** begin DATA FOR THIS EXERCISE **

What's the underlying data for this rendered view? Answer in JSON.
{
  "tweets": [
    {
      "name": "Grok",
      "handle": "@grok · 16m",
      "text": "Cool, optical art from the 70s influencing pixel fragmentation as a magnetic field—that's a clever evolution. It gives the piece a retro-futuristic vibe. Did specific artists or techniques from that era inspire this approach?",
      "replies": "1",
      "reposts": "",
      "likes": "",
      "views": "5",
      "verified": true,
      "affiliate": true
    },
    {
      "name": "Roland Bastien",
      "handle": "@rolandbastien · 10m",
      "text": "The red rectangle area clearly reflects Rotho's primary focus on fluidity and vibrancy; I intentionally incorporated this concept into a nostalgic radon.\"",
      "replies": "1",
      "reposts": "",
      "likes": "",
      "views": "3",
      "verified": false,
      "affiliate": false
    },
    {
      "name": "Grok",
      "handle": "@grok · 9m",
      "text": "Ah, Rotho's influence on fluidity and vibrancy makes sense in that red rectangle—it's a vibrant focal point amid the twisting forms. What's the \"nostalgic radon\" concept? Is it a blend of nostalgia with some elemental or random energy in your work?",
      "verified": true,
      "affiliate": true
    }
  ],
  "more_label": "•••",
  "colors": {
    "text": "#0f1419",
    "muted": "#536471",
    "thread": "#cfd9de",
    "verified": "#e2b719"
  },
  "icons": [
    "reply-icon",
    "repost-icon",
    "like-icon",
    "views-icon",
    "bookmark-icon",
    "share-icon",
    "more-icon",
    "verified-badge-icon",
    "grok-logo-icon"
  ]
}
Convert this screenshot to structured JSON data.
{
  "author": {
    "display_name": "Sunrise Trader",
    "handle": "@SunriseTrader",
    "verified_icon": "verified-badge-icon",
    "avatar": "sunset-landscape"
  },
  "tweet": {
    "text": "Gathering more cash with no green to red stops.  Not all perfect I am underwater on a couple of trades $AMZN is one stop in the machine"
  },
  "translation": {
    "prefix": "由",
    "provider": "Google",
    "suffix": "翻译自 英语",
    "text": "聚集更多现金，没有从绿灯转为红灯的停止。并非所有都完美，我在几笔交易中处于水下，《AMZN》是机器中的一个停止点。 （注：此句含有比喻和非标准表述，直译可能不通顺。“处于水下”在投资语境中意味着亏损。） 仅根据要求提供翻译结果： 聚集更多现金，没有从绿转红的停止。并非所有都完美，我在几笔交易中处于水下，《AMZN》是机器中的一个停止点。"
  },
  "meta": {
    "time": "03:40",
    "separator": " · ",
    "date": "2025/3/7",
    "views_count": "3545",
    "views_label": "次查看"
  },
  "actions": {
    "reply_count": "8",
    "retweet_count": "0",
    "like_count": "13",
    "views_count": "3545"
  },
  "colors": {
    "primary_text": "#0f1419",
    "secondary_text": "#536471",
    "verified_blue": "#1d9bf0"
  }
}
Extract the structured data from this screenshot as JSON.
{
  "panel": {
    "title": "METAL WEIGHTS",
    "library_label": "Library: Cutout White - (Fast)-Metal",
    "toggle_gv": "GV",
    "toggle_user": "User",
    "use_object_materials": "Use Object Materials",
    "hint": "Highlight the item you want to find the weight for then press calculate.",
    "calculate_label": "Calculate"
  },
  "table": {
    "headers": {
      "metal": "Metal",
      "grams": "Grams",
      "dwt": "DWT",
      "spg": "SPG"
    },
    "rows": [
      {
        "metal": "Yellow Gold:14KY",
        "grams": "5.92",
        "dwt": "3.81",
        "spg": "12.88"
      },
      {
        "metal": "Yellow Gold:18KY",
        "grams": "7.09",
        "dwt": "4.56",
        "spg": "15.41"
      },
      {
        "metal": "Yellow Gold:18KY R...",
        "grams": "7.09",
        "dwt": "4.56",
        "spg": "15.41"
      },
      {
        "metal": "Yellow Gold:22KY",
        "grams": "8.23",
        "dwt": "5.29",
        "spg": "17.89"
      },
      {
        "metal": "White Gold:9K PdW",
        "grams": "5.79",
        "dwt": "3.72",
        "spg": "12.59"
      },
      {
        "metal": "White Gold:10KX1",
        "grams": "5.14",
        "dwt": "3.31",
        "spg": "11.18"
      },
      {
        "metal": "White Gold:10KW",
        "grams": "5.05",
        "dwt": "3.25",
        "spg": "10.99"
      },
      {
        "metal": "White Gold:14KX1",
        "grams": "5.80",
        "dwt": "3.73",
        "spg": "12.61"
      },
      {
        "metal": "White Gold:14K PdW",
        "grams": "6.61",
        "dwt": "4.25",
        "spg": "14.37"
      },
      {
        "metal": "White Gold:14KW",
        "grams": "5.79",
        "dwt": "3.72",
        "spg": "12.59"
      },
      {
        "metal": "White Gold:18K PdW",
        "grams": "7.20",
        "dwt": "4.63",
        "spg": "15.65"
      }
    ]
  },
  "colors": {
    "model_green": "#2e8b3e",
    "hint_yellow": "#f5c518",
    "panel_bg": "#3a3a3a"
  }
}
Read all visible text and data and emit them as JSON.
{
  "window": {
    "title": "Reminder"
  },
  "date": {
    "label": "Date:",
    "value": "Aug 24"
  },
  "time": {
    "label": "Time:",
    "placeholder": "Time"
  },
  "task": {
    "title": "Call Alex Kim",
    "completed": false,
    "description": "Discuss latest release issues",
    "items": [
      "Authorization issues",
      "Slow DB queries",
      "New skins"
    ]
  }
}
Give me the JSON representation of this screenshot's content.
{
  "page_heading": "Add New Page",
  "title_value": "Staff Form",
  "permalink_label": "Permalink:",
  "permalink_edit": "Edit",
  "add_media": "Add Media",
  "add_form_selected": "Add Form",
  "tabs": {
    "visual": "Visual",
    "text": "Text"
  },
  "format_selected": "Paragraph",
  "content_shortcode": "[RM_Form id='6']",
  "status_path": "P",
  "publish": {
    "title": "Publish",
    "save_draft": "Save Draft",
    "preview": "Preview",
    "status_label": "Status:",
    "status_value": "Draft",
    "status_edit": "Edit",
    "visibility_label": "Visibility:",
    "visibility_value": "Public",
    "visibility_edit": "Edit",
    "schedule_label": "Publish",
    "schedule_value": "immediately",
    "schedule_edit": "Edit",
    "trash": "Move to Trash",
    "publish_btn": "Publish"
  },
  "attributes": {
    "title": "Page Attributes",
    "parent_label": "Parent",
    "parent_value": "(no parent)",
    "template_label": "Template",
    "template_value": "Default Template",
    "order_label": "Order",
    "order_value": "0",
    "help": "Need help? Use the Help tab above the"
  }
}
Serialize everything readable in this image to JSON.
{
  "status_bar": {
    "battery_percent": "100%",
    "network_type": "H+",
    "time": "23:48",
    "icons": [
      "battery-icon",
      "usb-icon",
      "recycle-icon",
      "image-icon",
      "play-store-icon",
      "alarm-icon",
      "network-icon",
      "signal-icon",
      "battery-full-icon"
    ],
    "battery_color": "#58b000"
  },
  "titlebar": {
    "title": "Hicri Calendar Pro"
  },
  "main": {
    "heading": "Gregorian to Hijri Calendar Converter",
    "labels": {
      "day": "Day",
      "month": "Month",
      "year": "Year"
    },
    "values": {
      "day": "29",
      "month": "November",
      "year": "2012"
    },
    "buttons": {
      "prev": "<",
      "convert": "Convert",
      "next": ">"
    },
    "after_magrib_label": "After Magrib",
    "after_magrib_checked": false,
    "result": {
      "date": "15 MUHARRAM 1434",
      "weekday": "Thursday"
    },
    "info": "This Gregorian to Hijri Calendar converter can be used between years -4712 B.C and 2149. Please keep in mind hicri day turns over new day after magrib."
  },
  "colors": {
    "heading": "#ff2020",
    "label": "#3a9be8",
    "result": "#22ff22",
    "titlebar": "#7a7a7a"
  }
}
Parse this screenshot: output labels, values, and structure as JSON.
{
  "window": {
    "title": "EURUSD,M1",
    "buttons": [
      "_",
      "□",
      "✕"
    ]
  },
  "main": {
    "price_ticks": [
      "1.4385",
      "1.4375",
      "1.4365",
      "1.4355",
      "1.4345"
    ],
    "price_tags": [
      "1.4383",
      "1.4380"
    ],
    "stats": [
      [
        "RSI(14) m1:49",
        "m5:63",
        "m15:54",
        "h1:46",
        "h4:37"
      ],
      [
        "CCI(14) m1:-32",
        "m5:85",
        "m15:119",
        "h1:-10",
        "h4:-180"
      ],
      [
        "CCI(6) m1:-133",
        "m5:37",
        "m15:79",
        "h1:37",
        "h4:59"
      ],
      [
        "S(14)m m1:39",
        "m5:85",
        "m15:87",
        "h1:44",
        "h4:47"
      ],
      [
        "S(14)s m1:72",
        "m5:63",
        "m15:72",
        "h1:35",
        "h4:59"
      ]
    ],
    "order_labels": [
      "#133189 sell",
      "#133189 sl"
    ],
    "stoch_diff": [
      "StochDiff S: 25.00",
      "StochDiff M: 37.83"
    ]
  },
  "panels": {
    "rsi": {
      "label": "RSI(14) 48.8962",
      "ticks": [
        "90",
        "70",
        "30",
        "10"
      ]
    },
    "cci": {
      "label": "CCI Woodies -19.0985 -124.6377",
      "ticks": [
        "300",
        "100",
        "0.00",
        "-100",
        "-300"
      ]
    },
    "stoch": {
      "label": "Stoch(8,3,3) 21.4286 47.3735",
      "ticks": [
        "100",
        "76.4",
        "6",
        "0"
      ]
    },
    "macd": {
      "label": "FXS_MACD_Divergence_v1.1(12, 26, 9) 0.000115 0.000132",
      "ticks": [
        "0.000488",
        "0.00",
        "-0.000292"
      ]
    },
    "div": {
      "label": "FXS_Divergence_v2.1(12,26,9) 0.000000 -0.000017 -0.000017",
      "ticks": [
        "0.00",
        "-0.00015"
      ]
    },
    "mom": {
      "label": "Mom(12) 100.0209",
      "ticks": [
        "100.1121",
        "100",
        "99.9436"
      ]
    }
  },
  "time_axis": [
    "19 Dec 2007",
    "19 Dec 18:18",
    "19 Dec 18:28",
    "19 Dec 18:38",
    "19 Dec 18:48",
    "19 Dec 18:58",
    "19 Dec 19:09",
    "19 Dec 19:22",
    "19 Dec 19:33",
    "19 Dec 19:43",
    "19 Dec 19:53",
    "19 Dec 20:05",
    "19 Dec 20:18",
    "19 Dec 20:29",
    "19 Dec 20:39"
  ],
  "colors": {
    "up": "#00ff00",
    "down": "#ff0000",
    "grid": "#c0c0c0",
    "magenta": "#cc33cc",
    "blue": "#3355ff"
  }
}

** end DATA FOR THIS EXERCISE **

PROMPT. Work out how many lines of the data above contain the string "Draft" and give the number alone.

EXERCISE RESPONSE. 2